§ What is required:
All lines in the data bearing the string "title" should be identified and copied.

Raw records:
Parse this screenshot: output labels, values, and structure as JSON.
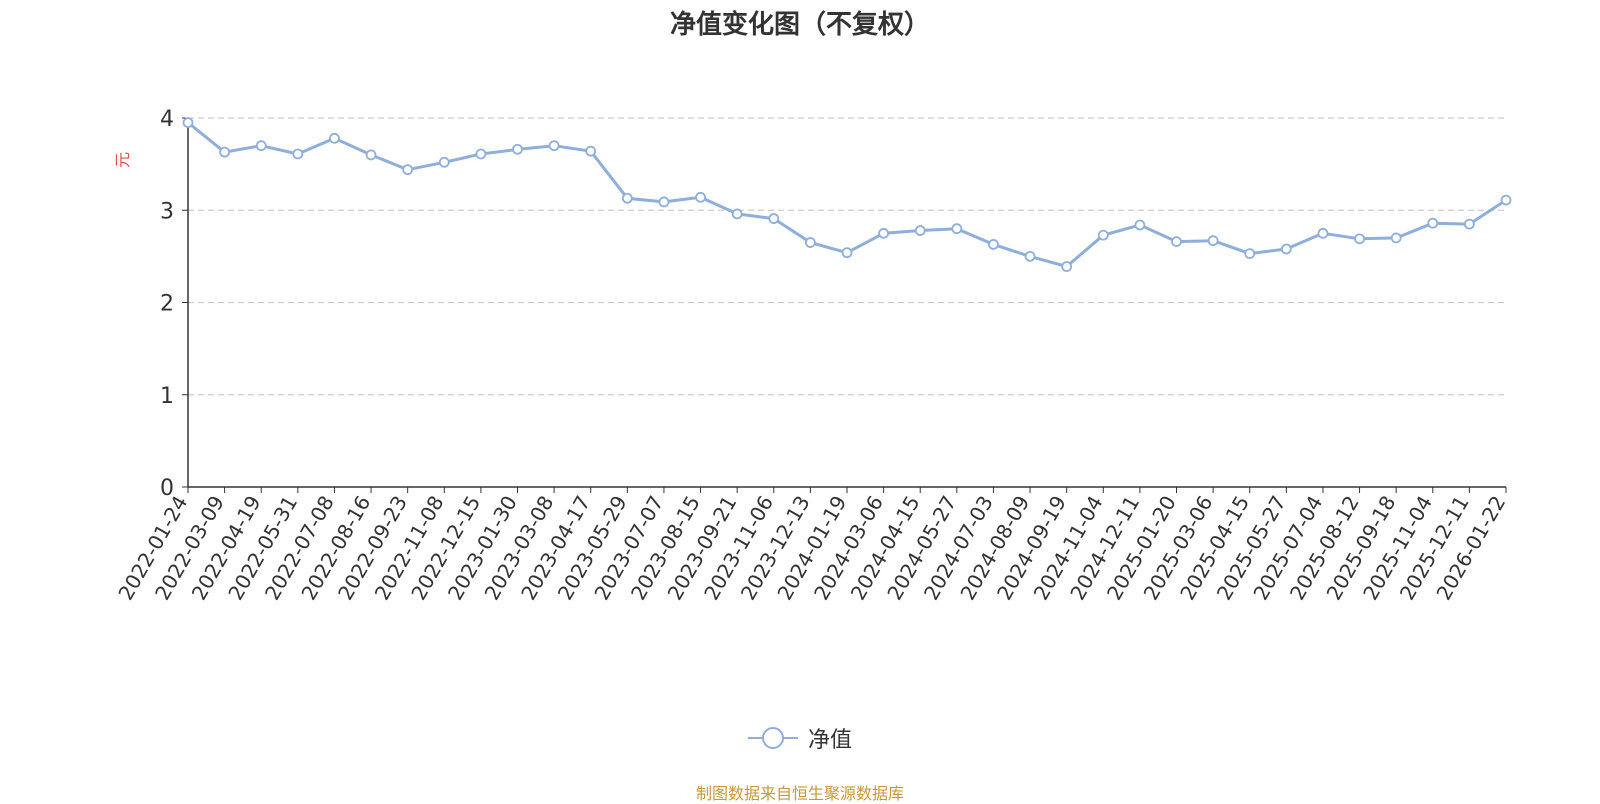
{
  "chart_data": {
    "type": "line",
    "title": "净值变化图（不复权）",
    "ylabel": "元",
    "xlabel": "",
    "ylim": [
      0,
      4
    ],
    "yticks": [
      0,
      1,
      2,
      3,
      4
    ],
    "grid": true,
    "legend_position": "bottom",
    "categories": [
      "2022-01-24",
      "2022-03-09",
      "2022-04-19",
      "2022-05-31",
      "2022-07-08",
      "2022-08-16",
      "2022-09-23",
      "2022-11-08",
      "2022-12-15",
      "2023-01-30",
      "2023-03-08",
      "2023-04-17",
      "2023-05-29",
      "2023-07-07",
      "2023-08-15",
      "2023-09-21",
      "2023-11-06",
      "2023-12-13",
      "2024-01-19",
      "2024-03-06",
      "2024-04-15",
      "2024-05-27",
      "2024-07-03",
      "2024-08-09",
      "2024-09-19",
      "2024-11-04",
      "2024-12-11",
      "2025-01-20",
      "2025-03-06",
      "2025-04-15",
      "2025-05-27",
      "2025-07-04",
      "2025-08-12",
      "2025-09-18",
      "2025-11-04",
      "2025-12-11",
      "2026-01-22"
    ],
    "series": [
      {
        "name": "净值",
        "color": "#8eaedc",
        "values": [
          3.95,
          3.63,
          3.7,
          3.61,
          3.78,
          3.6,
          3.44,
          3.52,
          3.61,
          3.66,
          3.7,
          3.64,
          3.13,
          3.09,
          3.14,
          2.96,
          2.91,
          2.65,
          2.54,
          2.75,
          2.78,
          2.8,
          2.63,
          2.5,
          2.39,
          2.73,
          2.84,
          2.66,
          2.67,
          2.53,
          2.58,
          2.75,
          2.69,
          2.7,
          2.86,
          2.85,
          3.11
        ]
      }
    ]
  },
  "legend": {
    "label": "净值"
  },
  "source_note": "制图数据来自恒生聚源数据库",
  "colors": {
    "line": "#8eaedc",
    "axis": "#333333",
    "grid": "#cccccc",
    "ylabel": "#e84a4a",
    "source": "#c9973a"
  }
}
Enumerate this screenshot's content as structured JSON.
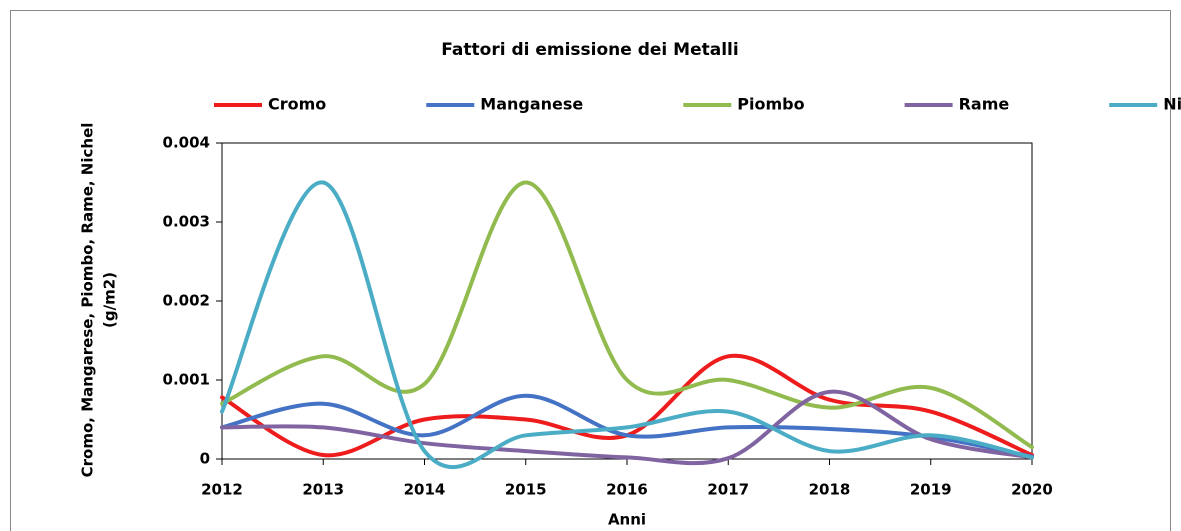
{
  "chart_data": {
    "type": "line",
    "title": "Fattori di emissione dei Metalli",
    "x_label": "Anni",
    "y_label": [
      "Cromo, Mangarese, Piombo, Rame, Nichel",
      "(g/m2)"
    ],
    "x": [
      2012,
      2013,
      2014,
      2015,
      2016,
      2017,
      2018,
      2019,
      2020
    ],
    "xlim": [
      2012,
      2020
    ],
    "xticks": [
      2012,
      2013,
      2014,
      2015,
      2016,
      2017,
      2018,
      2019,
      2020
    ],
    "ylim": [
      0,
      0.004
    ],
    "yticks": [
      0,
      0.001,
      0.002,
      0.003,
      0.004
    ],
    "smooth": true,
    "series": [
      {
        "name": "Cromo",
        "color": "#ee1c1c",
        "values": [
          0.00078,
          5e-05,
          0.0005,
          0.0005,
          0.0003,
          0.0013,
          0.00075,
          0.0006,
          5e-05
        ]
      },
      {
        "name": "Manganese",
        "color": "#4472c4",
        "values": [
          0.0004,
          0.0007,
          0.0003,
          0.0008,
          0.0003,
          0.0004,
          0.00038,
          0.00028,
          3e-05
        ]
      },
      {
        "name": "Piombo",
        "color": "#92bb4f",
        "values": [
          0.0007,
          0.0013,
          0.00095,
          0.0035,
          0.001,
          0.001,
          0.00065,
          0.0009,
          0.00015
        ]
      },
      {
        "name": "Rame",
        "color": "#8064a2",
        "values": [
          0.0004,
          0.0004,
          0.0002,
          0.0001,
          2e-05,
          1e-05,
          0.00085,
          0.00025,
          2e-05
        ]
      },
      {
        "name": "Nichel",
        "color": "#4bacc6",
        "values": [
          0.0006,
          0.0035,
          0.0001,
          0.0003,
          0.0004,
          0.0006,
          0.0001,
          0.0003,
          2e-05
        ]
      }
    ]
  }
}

§ Full answer:
    "title": "净值变化图（不复权）",
    "title": "Fattori di emissione dei Metalli",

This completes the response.